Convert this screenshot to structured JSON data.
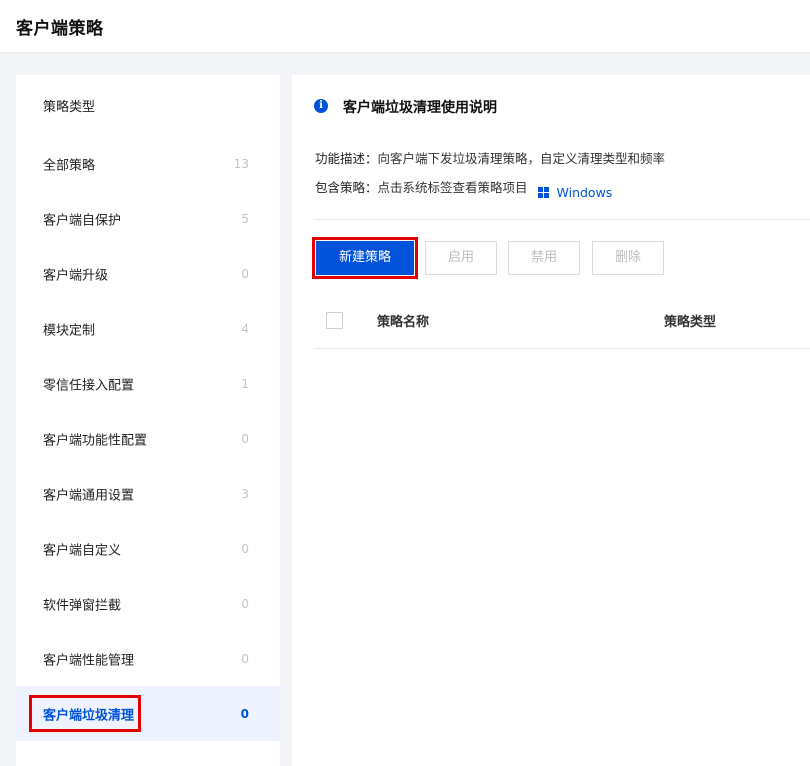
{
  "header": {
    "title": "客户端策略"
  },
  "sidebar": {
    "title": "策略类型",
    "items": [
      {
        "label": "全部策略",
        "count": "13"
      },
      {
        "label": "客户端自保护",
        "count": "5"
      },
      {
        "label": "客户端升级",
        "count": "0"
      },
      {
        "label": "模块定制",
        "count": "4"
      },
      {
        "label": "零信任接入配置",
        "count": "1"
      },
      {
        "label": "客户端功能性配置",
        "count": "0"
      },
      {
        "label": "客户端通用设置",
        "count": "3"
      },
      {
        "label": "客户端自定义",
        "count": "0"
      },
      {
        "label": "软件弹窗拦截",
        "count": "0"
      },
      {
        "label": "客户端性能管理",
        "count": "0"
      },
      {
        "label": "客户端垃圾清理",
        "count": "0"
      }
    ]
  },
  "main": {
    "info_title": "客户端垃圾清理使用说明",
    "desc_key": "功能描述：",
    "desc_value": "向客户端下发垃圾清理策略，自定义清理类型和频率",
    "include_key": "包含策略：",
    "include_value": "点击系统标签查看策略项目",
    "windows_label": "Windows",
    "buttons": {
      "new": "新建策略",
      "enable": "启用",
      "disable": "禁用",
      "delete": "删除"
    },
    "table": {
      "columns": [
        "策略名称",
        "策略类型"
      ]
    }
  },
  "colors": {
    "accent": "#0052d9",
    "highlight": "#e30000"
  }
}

========================

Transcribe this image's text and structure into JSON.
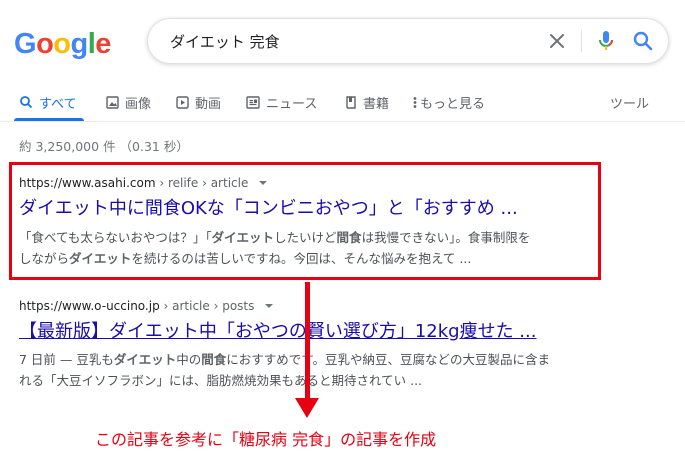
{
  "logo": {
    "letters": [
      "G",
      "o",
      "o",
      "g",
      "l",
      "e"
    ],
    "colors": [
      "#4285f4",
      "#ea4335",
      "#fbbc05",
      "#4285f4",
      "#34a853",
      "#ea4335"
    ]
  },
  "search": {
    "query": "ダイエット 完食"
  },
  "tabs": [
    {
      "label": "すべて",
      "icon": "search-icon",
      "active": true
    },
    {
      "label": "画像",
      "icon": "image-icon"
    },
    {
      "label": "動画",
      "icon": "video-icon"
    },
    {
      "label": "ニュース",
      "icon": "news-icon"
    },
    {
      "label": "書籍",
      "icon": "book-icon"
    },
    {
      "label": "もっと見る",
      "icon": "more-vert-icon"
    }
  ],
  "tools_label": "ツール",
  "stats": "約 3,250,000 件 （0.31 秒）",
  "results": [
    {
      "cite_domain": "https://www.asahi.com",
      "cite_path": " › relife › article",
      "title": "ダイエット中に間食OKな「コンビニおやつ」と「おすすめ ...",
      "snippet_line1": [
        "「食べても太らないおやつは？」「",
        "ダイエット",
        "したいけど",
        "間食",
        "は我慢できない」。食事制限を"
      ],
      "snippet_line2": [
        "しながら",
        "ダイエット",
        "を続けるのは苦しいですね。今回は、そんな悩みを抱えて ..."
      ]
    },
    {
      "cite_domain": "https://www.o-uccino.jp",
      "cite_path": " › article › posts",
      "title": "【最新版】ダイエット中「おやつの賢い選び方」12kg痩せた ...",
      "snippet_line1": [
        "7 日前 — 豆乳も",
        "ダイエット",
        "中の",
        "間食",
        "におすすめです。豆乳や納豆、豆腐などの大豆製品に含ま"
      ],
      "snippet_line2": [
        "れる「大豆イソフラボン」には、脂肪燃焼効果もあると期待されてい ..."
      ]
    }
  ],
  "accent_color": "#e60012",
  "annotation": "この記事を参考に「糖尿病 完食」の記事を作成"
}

========================

▸ **The task**
Using the listing above, pull out all lines that hold the word "article".

▸ **Full response**
      "cite_path": " › relife › article",
      "cite_path": " › article › posts",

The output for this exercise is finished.